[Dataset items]
^^^^^^^^
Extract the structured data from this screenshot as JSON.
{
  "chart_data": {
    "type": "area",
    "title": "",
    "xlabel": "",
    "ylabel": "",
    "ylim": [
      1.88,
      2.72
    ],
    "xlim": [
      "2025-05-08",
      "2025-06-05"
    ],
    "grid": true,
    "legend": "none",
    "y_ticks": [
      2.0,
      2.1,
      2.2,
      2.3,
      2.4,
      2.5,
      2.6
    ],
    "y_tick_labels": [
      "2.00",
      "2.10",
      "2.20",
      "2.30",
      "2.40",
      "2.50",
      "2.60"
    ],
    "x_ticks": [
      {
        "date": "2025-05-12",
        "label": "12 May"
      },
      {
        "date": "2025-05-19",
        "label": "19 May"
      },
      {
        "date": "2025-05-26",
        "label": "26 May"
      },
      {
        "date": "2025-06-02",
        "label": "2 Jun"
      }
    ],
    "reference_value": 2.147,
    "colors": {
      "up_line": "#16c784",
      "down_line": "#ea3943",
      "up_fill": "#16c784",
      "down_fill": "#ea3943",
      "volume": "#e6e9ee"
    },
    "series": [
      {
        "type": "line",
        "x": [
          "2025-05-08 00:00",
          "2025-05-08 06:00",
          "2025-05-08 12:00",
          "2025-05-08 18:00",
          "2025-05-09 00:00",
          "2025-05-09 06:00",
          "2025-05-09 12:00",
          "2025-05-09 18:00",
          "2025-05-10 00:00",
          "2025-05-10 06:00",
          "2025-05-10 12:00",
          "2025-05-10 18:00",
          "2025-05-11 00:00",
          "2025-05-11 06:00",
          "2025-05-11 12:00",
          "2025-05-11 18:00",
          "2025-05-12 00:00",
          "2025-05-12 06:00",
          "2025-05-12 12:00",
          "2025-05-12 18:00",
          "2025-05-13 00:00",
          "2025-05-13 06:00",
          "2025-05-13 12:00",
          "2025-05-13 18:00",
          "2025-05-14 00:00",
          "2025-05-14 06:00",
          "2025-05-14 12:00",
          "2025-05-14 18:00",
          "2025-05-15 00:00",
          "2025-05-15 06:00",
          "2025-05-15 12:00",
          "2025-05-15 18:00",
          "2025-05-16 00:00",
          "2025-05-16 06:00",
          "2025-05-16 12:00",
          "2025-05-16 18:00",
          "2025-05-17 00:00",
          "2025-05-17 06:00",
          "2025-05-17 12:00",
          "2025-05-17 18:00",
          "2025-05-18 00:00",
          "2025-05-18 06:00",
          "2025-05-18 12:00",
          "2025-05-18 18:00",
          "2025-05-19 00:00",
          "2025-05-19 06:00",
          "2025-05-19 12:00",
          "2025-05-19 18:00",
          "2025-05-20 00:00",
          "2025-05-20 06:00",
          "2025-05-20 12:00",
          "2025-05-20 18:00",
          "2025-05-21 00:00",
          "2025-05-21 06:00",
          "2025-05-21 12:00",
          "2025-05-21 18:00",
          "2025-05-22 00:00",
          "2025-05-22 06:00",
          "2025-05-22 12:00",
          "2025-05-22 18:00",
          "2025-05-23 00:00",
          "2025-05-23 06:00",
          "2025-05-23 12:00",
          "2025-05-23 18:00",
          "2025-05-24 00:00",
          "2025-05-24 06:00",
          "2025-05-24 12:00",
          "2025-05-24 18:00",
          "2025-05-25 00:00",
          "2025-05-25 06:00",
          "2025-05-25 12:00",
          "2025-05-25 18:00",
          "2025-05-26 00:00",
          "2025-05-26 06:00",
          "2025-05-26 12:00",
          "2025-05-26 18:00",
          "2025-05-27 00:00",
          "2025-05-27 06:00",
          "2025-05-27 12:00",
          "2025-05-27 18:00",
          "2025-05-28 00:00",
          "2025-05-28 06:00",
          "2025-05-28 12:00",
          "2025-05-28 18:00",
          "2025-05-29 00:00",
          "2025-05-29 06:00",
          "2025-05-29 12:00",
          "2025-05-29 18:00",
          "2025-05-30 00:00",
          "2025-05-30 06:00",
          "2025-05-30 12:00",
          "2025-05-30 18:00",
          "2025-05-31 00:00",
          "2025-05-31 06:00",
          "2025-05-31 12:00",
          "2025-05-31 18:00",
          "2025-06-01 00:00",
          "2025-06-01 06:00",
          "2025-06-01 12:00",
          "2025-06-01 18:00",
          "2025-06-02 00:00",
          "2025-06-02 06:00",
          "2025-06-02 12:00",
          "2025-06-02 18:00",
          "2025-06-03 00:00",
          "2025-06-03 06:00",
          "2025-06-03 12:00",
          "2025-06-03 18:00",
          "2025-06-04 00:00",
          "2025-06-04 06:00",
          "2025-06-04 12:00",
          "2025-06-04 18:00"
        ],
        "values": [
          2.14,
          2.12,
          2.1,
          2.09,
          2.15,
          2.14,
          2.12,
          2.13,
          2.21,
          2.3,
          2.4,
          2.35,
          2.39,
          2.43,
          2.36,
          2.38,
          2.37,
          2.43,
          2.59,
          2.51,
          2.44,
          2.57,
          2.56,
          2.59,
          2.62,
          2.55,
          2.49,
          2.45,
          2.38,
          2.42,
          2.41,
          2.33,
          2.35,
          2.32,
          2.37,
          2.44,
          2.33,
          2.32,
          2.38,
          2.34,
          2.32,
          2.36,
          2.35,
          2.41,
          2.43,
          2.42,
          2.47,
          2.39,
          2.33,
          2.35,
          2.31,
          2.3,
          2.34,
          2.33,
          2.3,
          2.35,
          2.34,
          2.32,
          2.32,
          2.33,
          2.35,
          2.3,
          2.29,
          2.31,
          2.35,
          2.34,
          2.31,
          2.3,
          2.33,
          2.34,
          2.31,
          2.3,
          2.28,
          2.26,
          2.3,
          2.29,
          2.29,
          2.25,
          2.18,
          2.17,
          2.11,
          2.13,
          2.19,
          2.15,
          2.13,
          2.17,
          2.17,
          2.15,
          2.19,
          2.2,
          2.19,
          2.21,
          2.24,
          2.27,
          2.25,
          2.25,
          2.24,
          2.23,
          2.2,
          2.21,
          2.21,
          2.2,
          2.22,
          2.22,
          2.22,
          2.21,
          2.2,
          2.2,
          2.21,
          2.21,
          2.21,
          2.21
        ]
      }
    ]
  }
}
^^^^^^^^
OBJECTIVE: All of the material above needs to be retyped word for word.

TASK RESPONSE:
Extract the structured data from this screenshot as JSON.
{
  "chart_data": {
    "type": "area",
    "title": "",
    "xlabel": "",
    "ylabel": "",
    "ylim": [
      1.88,
      2.72
    ],
    "xlim": [
      "2025-05-08",
      "2025-06-05"
    ],
    "grid": true,
    "legend": "none",
    "y_ticks": [
      2.0,
      2.1,
      2.2,
      2.3,
      2.4,
      2.5,
      2.6
    ],
    "y_tick_labels": [
      "2.00",
      "2.10",
      "2.20",
      "2.30",
      "2.40",
      "2.50",
      "2.60"
    ],
    "x_ticks": [
      {
        "date": "2025-05-12",
        "label": "12 May"
      },
      {
        "date": "2025-05-19",
        "label": "19 May"
      },
      {
        "date": "2025-05-26",
        "label": "26 May"
      },
      {
        "date": "2025-06-02",
        "label": "2 Jun"
      }
    ],
    "reference_value": 2.147,
    "colors": {
      "up_line": "#16c784",
      "down_line": "#ea3943",
      "up_fill": "#16c784",
      "down_fill": "#ea3943",
      "volume": "#e6e9ee"
    },
    "series": [
      {
        "type": "line",
        "x": [
          "2025-05-08 00:00",
          "2025-05-08 06:00",
          "2025-05-08 12:00",
          "2025-05-08 18:00",
          "2025-05-09 00:00",
          "2025-05-09 06:00",
          "2025-05-09 12:00",
          "2025-05-09 18:00",
          "2025-05-10 00:00",
          "2025-05-10 06:00",
          "2025-05-10 12:00",
          "2025-05-10 18:00",
          "2025-05-11 00:00",
          "2025-05-11 06:00",
          "2025-05-11 12:00",
          "2025-05-11 18:00",
          "2025-05-12 00:00",
          "2025-05-12 06:00",
          "2025-05-12 12:00",
          "2025-05-12 18:00",
          "2025-05-13 00:00",
          "2025-05-13 06:00",
          "2025-05-13 12:00",
          "2025-05-13 18:00",
          "2025-05-14 00:00",
          "2025-05-14 06:00",
          "2025-05-14 12:00",
          "2025-05-14 18:00",
          "2025-05-15 00:00",
          "2025-05-15 06:00",
          "2025-05-15 12:00",
          "2025-05-15 18:00",
          "2025-05-16 00:00",
          "2025-05-16 06:00",
          "2025-05-16 12:00",
          "2025-05-16 18:00",
          "2025-05-17 00:00",
          "2025-05-17 06:00",
          "2025-05-17 12:00",
          "2025-05-17 18:00",
          "2025-05-18 00:00",
          "2025-05-18 06:00",
          "2025-05-18 12:00",
          "2025-05-18 18:00",
          "2025-05-19 00:00",
          "2025-05-19 06:00",
          "2025-05-19 12:00",
          "2025-05-19 18:00",
          "2025-05-20 00:00",
          "2025-05-20 06:00",
          "2025-05-20 12:00",
          "2025-05-20 18:00",
          "2025-05-21 00:00",
          "2025-05-21 06:00",
          "2025-05-21 12:00",
          "2025-05-21 18:00",
          "2025-05-22 00:00",
          "2025-05-22 06:00",
          "2025-05-22 12:00",
          "2025-05-22 18:00",
          "2025-05-23 00:00",
          "2025-05-23 06:00",
          "2025-05-23 12:00",
          "2025-05-23 18:00",
          "2025-05-24 00:00",
          "2025-05-24 06:00",
          "2025-05-24 12:00",
          "2025-05-24 18:00",
          "2025-05-25 00:00",
          "2025-05-25 06:00",
          "2025-05-25 12:00",
          "2025-05-25 18:00",
          "2025-05-26 00:00",
          "2025-05-26 06:00",
          "2025-05-26 12:00",
          "2025-05-26 18:00",
          "2025-05-27 00:00",
          "2025-05-27 06:00",
          "2025-05-27 12:00",
          "2025-05-27 18:00",
          "2025-05-28 00:00",
          "2025-05-28 06:00",
          "2025-05-28 12:00",
          "2025-05-28 18:00",
          "2025-05-29 00:00",
          "2025-05-29 06:00",
          "2025-05-29 12:00",
          "2025-05-29 18:00",
          "2025-05-30 00:00",
          "2025-05-30 06:00",
          "2025-05-30 12:00",
          "2025-05-30 18:00",
          "2025-05-31 00:00",
          "2025-05-31 06:00",
          "2025-05-31 12:00",
          "2025-05-31 18:00",
          "2025-06-01 00:00",
          "2025-06-01 06:00",
          "2025-06-01 12:00",
          "2025-06-01 18:00",
          "2025-06-02 00:00",
          "2025-06-02 06:00",
          "2025-06-02 12:00",
          "2025-06-02 18:00",
          "2025-06-03 00:00",
          "2025-06-03 06:00",
          "2025-06-03 12:00",
          "2025-06-03 18:00",
          "2025-06-04 00:00",
          "2025-06-04 06:00",
          "2025-06-04 12:00",
          "2025-06-04 18:00"
        ],
        "values": [
          2.14,
          2.12,
          2.1,
          2.09,
          2.15,
          2.14,
          2.12,
          2.13,
          2.21,
          2.3,
          2.4,
          2.35,
          2.39,
          2.43,
          2.36,
          2.38,
          2.37,
          2.43,
          2.59,
          2.51,
          2.44,
          2.57,
          2.56,
          2.59,
          2.62,
          2.55,
          2.49,
          2.45,
          2.38,
          2.42,
          2.41,
          2.33,
          2.35,
          2.32,
          2.37,
          2.44,
          2.33,
          2.32,
          2.38,
          2.34,
          2.32,
          2.36,
          2.35,
          2.41,
          2.43,
          2.42,
          2.47,
          2.39,
          2.33,
          2.35,
          2.31,
          2.3,
          2.34,
          2.33,
          2.3,
          2.35,
          2.34,
          2.32,
          2.32,
          2.33,
          2.35,
          2.3,
          2.29,
          2.31,
          2.35,
          2.34,
          2.31,
          2.3,
          2.33,
          2.34,
          2.31,
          2.3,
          2.28,
          2.26,
          2.3,
          2.29,
          2.29,
          2.25,
          2.18,
          2.17,
          2.11,
          2.13,
          2.19,
          2.15,
          2.13,
          2.17,
          2.17,
          2.15,
          2.19,
          2.2,
          2.19,
          2.21,
          2.24,
          2.27,
          2.25,
          2.25,
          2.24,
          2.23,
          2.2,
          2.21,
          2.21,
          2.2,
          2.22,
          2.22,
          2.22,
          2.21,
          2.2,
          2.2,
          2.21,
          2.21,
          2.21,
          2.21
        ]
      }
    ]
  }
}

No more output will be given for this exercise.